Exercise A:
Can you update the records from the start through the line containing "- adj-close-cell: 93.50: [325, 389, 430, 422]", swapping "high-cell" for "max-cell" and leaving everything else unchanged?

Text provided:
------------------------------------------------------------
In his testimony before Congress, Rand Beers, the under secretary for the agency’s National Protection and Programs Directorate, said the agency is partnering with Lawrence Livermore National Laboratory to develop a better automated system for matching records of arrivals with departures.

Weissman said federal officials are considering a system that would collect visa holders’ fingerprints as they leave the U.S. through airlines to match them with the fingerprints already collected when visa holders enter the U.S.

Steven Camarota, director of research at the Center for Immigration Studies, a nonpartisan research group, said tracking and arresting every 1,000th individual who has an expired visa would send a message.

“The point is to persuade more people to comply with the law voluntarily,” Camarota said.

Edward Alden, with the Council on Foreign Relations, said having a reliable system for tracking visa holders will become more important as enforcement increases along the border.

“As we continue to tighten up the borders and make it harder for people to get across between ports of entry, they’re more likely to look for ways to abuse the visa system,” he said.
------------------------------------------------------------
Exercise B:
What does the passage on tracking visa holders say, in two sentences?

Recorded data:
------------------------------------------------------------
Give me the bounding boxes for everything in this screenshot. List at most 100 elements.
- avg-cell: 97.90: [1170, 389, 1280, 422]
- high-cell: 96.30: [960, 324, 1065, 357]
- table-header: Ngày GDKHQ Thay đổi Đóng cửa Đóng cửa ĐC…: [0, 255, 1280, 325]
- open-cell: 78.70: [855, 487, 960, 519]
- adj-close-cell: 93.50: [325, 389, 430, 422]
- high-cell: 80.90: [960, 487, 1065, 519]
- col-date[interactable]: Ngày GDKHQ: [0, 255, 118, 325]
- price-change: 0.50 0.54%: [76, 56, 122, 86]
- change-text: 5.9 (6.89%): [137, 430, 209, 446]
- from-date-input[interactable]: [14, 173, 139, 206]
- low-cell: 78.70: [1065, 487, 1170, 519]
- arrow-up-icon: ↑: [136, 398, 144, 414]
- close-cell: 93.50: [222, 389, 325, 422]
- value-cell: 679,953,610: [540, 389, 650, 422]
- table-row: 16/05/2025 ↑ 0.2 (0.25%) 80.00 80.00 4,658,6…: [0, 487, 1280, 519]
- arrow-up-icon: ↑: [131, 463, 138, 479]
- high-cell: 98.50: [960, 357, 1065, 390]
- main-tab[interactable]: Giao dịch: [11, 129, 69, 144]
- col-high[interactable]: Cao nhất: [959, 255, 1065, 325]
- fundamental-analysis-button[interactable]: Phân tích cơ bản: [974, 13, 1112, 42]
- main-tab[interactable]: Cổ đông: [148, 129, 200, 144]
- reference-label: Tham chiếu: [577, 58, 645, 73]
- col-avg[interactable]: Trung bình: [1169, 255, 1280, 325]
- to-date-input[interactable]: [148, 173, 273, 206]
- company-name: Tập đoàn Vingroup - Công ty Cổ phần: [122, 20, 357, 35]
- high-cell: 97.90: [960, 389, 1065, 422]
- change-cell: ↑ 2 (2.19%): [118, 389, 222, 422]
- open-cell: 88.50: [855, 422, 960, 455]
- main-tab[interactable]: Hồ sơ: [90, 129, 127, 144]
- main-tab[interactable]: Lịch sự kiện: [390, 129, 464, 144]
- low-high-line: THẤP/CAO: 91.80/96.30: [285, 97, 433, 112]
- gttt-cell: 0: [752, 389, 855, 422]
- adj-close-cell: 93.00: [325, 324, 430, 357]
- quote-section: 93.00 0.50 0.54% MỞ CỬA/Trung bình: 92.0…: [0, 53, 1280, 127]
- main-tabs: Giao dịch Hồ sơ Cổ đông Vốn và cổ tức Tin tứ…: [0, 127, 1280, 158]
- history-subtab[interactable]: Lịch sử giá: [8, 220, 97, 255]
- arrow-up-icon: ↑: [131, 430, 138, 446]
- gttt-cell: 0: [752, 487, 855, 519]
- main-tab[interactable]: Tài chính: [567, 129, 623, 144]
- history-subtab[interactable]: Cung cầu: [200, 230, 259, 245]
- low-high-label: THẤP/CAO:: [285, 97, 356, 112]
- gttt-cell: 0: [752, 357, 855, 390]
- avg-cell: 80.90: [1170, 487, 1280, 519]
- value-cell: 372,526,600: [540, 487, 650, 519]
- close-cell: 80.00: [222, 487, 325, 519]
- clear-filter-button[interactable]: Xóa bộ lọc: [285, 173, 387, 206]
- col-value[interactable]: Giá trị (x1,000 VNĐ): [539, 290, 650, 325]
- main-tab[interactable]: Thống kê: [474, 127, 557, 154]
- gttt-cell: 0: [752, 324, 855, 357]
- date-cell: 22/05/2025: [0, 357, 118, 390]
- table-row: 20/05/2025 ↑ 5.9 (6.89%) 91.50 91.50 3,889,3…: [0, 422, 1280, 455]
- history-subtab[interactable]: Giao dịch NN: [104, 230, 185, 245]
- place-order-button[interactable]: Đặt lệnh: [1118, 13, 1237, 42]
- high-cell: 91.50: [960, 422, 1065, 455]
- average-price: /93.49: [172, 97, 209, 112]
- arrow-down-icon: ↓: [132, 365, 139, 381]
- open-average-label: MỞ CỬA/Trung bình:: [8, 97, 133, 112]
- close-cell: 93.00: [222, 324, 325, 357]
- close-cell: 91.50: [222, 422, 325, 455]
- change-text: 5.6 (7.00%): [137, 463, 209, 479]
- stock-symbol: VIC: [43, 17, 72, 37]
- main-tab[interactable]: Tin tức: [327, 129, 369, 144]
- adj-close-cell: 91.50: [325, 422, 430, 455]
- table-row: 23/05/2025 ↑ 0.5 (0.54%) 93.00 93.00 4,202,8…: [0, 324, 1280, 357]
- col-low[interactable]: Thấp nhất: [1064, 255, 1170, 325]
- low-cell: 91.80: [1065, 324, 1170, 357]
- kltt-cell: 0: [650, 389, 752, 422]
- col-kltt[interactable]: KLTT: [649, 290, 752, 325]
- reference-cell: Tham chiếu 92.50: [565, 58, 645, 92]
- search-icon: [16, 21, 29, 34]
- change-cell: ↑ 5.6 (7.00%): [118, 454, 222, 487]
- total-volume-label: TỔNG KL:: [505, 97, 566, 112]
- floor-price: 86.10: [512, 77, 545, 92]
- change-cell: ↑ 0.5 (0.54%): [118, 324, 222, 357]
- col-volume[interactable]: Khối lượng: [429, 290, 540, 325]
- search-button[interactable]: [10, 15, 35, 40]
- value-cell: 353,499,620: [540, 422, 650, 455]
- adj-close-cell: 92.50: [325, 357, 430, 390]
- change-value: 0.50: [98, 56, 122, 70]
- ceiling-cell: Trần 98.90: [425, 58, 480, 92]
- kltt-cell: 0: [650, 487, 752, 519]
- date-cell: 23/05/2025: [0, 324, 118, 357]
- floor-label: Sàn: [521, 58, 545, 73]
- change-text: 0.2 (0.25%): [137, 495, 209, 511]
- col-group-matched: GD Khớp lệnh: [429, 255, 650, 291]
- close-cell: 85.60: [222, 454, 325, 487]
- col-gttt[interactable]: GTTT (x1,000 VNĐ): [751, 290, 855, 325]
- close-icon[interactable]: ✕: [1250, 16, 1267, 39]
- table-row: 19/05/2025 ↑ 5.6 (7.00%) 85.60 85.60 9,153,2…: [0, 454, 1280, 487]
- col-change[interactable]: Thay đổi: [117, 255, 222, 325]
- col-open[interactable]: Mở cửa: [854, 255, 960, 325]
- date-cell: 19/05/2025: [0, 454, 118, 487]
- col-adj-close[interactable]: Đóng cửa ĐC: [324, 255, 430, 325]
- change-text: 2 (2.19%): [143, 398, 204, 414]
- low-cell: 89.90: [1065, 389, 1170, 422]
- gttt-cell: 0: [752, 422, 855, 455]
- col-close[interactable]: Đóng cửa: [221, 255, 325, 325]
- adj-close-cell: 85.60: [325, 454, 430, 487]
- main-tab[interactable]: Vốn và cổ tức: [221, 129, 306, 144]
------------------------------------------------------------
Reply A:
Give me the bounding boxes for everything in this screenshot. List at most 100 elements.
- avg-cell: 97.90: [1170, 389, 1280, 422]
- max-cell: 96.30: [960, 324, 1065, 357]
- table-header: Ngày GDKHQ Thay đổi Đóng cửa Đóng cửa ĐC…: [0, 255, 1280, 325]
- open-cell: 78.70: [855, 487, 960, 519]
- adj-close-cell: 93.50: [325, 389, 430, 422]

Reply B:
The agency is partnering with Lawrence Livermore National Laboratory on a better automated system for matching arrival and departure records, and federal officials are considering collecting visa holders' fingerprints as they leave the U.S. through airlines to match those taken on entry. Steven Camarota said tracking and arresting every 1,000th person with an expired visa would persuade more people to comply voluntarily, while Edward Alden said reliable visa tracking will become more important as border enforcement increases.